┌────────

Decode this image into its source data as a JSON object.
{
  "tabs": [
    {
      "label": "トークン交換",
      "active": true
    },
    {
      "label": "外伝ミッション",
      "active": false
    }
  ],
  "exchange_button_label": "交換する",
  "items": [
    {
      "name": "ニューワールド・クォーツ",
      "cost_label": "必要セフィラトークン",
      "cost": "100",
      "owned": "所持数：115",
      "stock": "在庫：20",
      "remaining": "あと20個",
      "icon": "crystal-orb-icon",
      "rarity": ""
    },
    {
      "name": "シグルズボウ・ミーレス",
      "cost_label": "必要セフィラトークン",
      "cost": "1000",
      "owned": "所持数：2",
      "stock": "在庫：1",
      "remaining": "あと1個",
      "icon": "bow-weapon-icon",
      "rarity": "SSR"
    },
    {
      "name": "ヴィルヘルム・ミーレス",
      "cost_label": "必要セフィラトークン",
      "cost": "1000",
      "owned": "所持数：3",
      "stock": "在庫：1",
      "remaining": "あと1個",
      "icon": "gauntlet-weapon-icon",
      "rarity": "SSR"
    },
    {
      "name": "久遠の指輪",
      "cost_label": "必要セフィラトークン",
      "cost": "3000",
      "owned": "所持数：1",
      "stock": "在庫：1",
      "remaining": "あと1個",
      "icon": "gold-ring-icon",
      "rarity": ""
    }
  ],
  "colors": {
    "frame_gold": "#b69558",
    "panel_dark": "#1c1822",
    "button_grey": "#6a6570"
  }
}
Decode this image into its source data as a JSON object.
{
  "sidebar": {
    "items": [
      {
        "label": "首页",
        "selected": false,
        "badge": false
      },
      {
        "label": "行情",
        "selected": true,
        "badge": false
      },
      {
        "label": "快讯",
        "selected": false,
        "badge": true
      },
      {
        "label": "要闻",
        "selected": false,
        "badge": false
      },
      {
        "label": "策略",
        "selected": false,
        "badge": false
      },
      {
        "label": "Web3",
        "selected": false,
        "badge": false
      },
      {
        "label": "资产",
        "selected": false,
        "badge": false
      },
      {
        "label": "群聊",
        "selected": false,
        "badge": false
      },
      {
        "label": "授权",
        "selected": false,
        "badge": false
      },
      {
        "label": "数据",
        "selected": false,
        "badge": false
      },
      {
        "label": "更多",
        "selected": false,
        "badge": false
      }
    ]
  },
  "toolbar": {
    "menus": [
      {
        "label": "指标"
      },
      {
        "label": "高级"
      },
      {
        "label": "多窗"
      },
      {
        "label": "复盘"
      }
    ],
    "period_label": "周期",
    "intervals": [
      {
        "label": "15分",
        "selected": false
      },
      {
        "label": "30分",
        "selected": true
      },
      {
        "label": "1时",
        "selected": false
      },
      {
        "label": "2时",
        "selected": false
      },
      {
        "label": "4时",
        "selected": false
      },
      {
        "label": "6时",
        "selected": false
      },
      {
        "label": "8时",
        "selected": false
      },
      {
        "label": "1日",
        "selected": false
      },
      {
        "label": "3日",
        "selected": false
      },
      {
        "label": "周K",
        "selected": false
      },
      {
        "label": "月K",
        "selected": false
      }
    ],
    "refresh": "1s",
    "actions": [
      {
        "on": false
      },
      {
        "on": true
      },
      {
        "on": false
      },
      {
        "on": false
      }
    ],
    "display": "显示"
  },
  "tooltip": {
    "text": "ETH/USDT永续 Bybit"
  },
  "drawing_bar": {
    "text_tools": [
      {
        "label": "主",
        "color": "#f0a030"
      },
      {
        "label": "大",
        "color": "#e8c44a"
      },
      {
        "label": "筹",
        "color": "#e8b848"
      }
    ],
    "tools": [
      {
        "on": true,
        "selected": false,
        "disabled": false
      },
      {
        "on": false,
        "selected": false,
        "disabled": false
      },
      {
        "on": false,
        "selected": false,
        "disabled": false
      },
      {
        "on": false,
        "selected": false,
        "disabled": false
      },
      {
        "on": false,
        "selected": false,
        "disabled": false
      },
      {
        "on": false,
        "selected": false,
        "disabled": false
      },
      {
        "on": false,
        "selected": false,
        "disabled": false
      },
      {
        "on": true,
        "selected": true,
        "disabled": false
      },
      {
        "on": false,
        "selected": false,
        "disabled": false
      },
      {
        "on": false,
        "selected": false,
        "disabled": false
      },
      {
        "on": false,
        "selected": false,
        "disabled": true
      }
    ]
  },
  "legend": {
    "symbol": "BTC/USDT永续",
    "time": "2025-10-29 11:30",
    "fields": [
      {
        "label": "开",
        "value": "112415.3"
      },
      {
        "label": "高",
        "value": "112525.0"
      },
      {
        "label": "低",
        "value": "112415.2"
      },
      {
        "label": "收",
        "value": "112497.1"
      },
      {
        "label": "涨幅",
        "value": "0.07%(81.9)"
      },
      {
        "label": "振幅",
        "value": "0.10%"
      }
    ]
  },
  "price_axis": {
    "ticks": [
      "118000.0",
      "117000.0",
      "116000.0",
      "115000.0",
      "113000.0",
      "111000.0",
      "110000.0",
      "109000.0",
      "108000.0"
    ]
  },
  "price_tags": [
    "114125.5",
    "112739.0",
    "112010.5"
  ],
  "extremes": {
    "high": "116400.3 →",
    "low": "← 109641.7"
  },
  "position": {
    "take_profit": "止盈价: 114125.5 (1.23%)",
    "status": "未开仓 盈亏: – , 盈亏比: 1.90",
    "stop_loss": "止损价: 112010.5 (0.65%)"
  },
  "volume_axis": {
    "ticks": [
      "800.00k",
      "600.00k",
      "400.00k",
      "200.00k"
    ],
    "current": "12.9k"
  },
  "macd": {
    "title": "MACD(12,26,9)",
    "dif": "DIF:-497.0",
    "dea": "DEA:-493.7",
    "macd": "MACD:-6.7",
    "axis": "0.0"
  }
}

└────────

## REQUIRED WORK
Filter for "owned". Return all lines that hold it.

## FINISHED TASK
      "owned": "所持数：115",
      "owned": "所持数：2",
      "owned": "所持数：3",
      "owned": "所持数：1",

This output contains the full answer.